__TASK DESCRIPTION__
From the year-in-review timeline, reproduce word for word the passage starting at "Utah’s 40-year-old private" and ending at "not this one.".

25 King of Pop Michael Jackson dies at the age of 50 in Los Angeles. A worldwide outpouring of shock and grief ensues, and MTV boldly plays several Jackson music videos … for about 10 minutes.

Also Dead in June: Actor David Carradine, blues singer Koko Taylor, TV’s Ed McMahon, actress Farrah Fawcett, pitchman Billy Mays and local bookseller Sam Weller.

Utah’s 40-year-old private club liquor law ends. Visiting Californians scramble for something else to bitch about.

4 Glenn Beck hosts the annual Stadium of Fire Independence Day celebration at LaVell Edwards Stadium in Provo. In addition to lip-synced performances from the Jonas Brothers and SheDaisy, the show culminates in a fake flag-burning “retirement” ceremony, over which a teary Beck pronounces, “If our American flag could speak, oh, the stories she would tell.” Probably not this one.

9 City Weekly account manager Derek Jones and partner Matt Aune were arrested and cited by the Salt Lake City Police Department after engaging in “inappropriate behavior” on the LDS Church’s Main Street Plaza. The resulting flurry of outrage, media coverage and “kiss-ins” eventually results in small acquiescence from the LDS Church and, in November, an appearance by Jones and Aune on The Colbert Report. Exactly as The Gays planned all along …

26 Sarah Palin resigns as governor of Alaska with 18 months left on her term. Palin says she didn’t want to be a lame-duck governor; her book publisher says, “Yeah, let’s go with that.”

Dead in July: Actor Karl Malden, football player Steve McNair, politician Robert NcNamara and newsman Walter Cronkite.

American Idol judge Paula Abdul announces via Twitter that she’s quit the popular karaoke series. Abdul has since found new employment in Los Angeles and would like to welcome you to Walmart.

11 Jon Huntsman Jr. resigns as governor of Utah to accept an appointment from President Obama as ambassador to China. Lt. Governor Gary Herbert steps up as Utah’s new guv, a move akin to Screech replacing Zack as student body president.

19 After months in relocation limbo, 117-year-old Odd Fellows Hall finally rolls across Market Street to its new home—in one piece. Because if there’s one thing downtown Salt Lake City needs, it’s another unoccupied building.

Dead in August: Film director John Hughes, guitarist Les Paul, politician Edward Kennedy and celeb deejay Adam “DJ AM” Goldberg.

__LISTED ENTRIES__
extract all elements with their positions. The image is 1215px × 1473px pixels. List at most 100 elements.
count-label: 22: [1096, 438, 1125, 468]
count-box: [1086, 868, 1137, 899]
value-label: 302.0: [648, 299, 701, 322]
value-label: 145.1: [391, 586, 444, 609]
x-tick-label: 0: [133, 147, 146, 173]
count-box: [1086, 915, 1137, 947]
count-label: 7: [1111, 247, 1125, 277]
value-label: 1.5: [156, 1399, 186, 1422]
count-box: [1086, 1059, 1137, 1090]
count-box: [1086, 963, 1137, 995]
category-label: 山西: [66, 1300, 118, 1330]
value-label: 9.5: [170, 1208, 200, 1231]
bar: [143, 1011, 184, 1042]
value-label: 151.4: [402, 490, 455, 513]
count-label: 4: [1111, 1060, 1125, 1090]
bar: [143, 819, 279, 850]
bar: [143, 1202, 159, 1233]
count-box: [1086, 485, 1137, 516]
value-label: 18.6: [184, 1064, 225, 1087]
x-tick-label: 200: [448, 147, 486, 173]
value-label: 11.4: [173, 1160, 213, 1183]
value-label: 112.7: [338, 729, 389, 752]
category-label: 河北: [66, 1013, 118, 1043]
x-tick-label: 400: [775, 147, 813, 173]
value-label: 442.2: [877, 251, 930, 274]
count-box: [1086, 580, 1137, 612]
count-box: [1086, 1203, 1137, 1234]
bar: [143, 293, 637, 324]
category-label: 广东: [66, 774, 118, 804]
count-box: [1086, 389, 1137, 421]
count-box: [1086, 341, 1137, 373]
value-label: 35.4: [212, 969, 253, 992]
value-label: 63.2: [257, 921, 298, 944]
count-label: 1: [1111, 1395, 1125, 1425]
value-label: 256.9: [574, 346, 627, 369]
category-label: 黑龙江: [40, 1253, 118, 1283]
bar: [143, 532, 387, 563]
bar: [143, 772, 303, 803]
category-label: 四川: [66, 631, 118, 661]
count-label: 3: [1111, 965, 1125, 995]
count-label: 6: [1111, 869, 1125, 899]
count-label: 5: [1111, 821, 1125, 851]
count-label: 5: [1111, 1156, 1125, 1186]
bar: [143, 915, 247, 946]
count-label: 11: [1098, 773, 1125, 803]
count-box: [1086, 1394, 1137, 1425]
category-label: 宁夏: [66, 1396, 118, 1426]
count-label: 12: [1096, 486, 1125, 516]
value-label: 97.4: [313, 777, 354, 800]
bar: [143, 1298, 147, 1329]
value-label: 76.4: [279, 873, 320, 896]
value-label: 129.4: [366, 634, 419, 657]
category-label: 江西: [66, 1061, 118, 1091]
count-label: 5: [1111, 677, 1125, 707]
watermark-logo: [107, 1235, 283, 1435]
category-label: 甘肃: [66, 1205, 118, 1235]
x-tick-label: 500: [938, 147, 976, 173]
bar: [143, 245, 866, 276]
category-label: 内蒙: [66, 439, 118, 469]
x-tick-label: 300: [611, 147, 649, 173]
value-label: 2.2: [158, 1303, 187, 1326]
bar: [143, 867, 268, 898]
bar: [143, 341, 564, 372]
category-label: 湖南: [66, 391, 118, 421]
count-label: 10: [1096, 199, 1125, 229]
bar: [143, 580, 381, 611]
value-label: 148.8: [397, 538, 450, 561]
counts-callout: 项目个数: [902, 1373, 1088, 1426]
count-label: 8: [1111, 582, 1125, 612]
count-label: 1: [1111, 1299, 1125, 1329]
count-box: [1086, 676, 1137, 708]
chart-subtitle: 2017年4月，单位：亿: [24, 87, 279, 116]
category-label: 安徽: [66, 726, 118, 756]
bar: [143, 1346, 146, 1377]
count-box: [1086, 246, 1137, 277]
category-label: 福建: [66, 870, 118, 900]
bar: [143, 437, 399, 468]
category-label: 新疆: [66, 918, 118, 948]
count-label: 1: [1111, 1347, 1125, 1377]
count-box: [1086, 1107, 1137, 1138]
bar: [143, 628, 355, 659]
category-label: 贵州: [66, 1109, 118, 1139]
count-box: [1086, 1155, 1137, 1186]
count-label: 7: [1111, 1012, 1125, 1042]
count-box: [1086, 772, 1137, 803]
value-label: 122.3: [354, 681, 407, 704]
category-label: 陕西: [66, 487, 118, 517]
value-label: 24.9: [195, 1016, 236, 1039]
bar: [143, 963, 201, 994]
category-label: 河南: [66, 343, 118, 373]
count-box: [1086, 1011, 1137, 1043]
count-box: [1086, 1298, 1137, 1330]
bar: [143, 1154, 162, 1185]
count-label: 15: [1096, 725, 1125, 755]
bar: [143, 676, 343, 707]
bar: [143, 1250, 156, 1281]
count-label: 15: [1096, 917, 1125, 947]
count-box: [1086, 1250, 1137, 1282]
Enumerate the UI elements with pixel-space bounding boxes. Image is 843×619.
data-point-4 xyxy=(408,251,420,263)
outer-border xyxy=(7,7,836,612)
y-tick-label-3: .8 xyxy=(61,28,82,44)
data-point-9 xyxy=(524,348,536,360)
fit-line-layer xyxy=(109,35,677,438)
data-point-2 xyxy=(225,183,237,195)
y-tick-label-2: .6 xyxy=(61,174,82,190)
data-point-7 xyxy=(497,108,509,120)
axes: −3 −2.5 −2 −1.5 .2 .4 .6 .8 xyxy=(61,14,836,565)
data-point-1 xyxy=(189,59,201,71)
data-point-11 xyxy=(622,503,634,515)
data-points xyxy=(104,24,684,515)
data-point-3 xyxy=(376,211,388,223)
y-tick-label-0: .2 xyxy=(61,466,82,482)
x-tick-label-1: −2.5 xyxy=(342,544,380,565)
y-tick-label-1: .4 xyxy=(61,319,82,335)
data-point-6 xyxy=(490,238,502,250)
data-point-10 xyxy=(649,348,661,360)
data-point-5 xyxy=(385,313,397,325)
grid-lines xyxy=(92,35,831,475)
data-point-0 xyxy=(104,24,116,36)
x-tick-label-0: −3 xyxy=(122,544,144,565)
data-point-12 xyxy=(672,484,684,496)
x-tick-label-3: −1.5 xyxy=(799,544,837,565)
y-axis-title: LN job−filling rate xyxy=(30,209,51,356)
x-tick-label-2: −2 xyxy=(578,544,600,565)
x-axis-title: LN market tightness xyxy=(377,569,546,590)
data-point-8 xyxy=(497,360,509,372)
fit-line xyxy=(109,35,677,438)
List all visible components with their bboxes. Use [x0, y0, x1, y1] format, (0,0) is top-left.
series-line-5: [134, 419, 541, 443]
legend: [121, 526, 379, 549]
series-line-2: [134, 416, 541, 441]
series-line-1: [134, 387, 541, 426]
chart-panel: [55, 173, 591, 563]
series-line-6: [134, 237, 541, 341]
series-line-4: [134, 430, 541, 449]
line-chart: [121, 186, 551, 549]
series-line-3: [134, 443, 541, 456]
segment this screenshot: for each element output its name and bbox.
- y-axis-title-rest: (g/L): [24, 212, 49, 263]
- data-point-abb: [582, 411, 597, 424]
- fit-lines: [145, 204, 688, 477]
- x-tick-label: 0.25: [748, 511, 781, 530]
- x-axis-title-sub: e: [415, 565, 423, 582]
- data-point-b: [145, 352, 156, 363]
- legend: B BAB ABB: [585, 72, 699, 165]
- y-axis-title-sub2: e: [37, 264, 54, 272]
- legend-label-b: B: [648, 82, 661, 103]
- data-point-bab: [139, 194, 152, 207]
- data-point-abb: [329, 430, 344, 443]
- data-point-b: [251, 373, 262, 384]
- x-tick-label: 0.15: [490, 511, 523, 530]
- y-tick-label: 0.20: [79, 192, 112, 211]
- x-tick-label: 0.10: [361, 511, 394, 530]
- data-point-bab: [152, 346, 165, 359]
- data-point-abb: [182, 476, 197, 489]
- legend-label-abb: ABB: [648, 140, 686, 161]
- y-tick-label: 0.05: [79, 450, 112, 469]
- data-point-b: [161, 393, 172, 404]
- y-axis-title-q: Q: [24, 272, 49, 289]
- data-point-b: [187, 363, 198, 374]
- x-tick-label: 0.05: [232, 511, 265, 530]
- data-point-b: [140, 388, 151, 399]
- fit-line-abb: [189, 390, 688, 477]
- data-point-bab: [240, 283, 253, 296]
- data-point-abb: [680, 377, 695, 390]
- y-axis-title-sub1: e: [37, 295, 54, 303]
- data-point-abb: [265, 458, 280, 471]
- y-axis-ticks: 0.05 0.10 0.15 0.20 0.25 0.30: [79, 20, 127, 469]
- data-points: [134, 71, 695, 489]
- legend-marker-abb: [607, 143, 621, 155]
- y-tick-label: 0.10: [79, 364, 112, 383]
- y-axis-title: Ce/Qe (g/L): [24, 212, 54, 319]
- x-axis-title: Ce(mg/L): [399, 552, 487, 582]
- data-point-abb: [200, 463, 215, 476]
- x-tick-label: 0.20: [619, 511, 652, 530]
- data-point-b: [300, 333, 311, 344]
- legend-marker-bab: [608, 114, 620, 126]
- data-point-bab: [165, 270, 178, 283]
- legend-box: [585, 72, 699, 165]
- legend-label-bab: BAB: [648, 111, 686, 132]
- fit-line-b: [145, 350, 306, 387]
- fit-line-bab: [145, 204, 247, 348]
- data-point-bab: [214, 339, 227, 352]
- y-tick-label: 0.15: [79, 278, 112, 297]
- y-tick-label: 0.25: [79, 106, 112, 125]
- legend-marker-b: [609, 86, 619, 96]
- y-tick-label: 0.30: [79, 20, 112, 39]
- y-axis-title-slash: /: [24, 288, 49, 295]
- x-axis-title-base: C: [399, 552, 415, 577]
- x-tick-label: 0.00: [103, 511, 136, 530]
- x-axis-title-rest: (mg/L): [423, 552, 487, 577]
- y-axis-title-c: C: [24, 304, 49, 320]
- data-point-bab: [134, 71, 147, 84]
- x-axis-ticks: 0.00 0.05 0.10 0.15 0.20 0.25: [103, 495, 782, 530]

__RESULT FOR THIS TASK__
Utah’s 40-year-old private club liquor law ends. Visiting Californians scramble for something else to bitch about.

4 Glenn Beck hosts the annual Stadium of Fire Independence Day celebration at LaVell Edwards Stadium in Provo. In addition to lip-synced performances from the Jonas Brothers and SheDaisy, the show culminates in a fake flag-burning “retirement” ceremony, over which a teary Beck pronounces, “If our American flag could speak, oh, the stories she would tell.” Probably not this one.